[Start DATA RECORDS]

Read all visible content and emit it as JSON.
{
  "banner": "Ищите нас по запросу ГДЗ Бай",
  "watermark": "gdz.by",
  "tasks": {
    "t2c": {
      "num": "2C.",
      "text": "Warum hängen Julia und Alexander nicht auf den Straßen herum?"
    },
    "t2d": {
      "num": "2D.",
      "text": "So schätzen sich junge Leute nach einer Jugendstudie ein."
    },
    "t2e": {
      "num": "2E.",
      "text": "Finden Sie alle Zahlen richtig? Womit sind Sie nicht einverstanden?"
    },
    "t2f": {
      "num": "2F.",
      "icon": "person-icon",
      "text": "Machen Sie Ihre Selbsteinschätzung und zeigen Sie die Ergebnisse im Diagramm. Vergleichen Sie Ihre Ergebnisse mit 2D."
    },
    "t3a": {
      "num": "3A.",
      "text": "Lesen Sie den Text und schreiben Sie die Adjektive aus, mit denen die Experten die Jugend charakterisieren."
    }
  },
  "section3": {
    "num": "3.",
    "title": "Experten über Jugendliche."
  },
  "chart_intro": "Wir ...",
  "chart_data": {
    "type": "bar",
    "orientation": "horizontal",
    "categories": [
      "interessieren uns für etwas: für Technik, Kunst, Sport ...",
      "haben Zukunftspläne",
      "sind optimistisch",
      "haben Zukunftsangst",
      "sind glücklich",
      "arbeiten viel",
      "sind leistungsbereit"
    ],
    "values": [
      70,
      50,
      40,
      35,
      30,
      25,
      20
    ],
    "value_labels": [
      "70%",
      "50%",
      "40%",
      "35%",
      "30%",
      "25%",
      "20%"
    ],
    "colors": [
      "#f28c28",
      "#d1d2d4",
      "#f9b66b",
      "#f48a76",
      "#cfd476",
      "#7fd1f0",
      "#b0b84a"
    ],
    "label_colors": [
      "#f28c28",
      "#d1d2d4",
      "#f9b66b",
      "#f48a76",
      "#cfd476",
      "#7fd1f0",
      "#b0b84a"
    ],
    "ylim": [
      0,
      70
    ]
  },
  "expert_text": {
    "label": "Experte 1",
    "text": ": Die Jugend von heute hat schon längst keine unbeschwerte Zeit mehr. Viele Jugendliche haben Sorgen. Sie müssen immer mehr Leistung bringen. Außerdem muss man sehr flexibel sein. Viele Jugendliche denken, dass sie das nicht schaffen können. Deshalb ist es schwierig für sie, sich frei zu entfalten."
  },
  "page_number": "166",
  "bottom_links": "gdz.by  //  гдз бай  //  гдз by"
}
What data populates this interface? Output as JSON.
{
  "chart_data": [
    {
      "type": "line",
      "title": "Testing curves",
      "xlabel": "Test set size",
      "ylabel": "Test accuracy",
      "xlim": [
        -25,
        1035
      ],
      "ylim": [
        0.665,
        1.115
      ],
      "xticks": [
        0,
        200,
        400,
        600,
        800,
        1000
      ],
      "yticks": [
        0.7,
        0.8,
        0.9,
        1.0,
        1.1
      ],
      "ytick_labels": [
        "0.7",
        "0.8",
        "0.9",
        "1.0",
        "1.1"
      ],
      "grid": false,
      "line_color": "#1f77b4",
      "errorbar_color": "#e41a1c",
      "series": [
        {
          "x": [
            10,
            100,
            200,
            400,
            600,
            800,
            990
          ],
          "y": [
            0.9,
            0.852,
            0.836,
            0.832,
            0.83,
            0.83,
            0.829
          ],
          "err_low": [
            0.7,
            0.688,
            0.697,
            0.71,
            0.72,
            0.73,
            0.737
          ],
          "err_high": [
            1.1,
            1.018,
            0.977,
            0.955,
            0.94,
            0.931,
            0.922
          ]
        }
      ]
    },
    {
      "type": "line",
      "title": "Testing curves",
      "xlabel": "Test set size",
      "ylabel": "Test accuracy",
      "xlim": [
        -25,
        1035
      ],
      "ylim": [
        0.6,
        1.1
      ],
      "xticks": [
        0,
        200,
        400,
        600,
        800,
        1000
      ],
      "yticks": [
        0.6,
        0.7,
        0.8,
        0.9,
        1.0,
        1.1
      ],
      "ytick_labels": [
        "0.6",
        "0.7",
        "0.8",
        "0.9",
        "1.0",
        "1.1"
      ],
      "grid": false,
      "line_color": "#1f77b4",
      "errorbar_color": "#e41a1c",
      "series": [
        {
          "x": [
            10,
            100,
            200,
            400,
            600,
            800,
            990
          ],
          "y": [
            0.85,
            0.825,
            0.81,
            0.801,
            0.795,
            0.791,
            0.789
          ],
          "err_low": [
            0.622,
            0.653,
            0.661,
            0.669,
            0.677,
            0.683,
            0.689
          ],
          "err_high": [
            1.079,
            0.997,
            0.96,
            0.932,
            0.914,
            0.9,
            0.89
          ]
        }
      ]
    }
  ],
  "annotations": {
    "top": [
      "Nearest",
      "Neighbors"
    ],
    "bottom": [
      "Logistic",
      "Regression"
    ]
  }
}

[End DATA RECORDS]

_TASK PROMPT_
Restate every record exactly, leaving nothing out.

_SOLUTION TO THIS EXERCISE_
Read all visible content and emit it as JSON.
{
  "banner": "Ищите нас по запросу ГДЗ Бай",
  "watermark": "gdz.by",
  "tasks": {
    "t2c": {
      "num": "2C.",
      "text": "Warum hängen Julia und Alexander nicht auf den Straßen herum?"
    },
    "t2d": {
      "num": "2D.",
      "text": "So schätzen sich junge Leute nach einer Jugendstudie ein."
    },
    "t2e": {
      "num": "2E.",
      "text": "Finden Sie alle Zahlen richtig? Womit sind Sie nicht einverstanden?"
    },
    "t2f": {
      "num": "2F.",
      "icon": "person-icon",
      "text": "Machen Sie Ihre Selbsteinschätzung und zeigen Sie die Ergebnisse im Diagramm. Vergleichen Sie Ihre Ergebnisse mit 2D."
    },
    "t3a": {
      "num": "3A.",
      "text": "Lesen Sie den Text und schreiben Sie die Adjektive aus, mit denen die Experten die Jugend charakterisieren."
    }
  },
  "section3": {
    "num": "3.",
    "title": "Experten über Jugendliche."
  },
  "chart_intro": "Wir ...",
  "chart_data": {
    "type": "bar",
    "orientation": "horizontal",
    "categories": [
      "interessieren uns für etwas: für Technik, Kunst, Sport ...",
      "haben Zukunftspläne",
      "sind optimistisch",
      "haben Zukunftsangst",
      "sind glücklich",
      "arbeiten viel",
      "sind leistungsbereit"
    ],
    "values": [
      70,
      50,
      40,
      35,
      30,
      25,
      20
    ],
    "value_labels": [
      "70%",
      "50%",
      "40%",
      "35%",
      "30%",
      "25%",
      "20%"
    ],
    "colors": [
      "#f28c28",
      "#d1d2d4",
      "#f9b66b",
      "#f48a76",
      "#cfd476",
      "#7fd1f0",
      "#b0b84a"
    ],
    "label_colors": [
      "#f28c28",
      "#d1d2d4",
      "#f9b66b",
      "#f48a76",
      "#cfd476",
      "#7fd1f0",
      "#b0b84a"
    ],
    "ylim": [
      0,
      70
    ]
  },
  "expert_text": {
    "label": "Experte 1",
    "text": ": Die Jugend von heute hat schon längst keine unbeschwerte Zeit mehr. Viele Jugendliche haben Sorgen. Sie müssen immer mehr Leistung bringen. Außerdem muss man sehr flexibel sein. Viele Jugendliche denken, dass sie das nicht schaffen können. Deshalb ist es schwierig für sie, sich frei zu entfalten."
  },
  "page_number": "166",
  "bottom_links": "gdz.by  //  гдз бай  //  гдз by"
}
What data populates this interface? Output as JSON.
{
  "chart_data": [
    {
      "type": "line",
      "title": "Testing curves",
      "xlabel": "Test set size",
      "ylabel": "Test accuracy",
      "xlim": [
        -25,
        1035
      ],
      "ylim": [
        0.665,
        1.115
      ],
      "xticks": [
        0,
        200,
        400,
        600,
        800,
        1000
      ],
      "yticks": [
        0.7,
        0.8,
        0.9,
        1.0,
        1.1
      ],
      "ytick_labels": [
        "0.7",
        "0.8",
        "0.9",
        "1.0",
        "1.1"
      ],
      "grid": false,
      "line_color": "#1f77b4",
      "errorbar_color": "#e41a1c",
      "series": [
        {
          "x": [
            10,
            100,
            200,
            400,
            600,
            800,
            990
          ],
          "y": [
            0.9,
            0.852,
            0.836,
            0.832,
            0.83,
            0.83,
            0.829
          ],
          "err_low": [
            0.7,
            0.688,
            0.697,
            0.71,
            0.72,
            0.73,
            0.737
          ],
          "err_high": [
            1.1,
            1.018,
            0.977,
            0.955,
            0.94,
            0.931,
            0.922
          ]
        }
      ]
    },
    {
      "type": "line",
      "title": "Testing curves",
      "xlabel": "Test set size",
      "ylabel": "Test accuracy",
      "xlim": [
        -25,
        1035
      ],
      "ylim": [
        0.6,
        1.1
      ],
      "xticks": [
        0,
        200,
        400,
        600,
        800,
        1000
      ],
      "yticks": [
        0.6,
        0.7,
        0.8,
        0.9,
        1.0,
        1.1
      ],
      "ytick_labels": [
        "0.6",
        "0.7",
        "0.8",
        "0.9",
        "1.0",
        "1.1"
      ],
      "grid": false,
      "line_color": "#1f77b4",
      "errorbar_color": "#e41a1c",
      "series": [
        {
          "x": [
            10,
            100,
            200,
            400,
            600,
            800,
            990
          ],
          "y": [
            0.85,
            0.825,
            0.81,
            0.801,
            0.795,
            0.791,
            0.789
          ],
          "err_low": [
            0.622,
            0.653,
            0.661,
            0.669,
            0.677,
            0.683,
            0.689
          ],
          "err_high": [
            1.079,
            0.997,
            0.96,
            0.932,
            0.914,
            0.9,
            0.89
          ]
        }
      ]
    }
  ],
  "annotations": {
    "top": [
      "Nearest",
      "Neighbors"
    ],
    "bottom": [
      "Logistic",
      "Regression"
    ]
  }
}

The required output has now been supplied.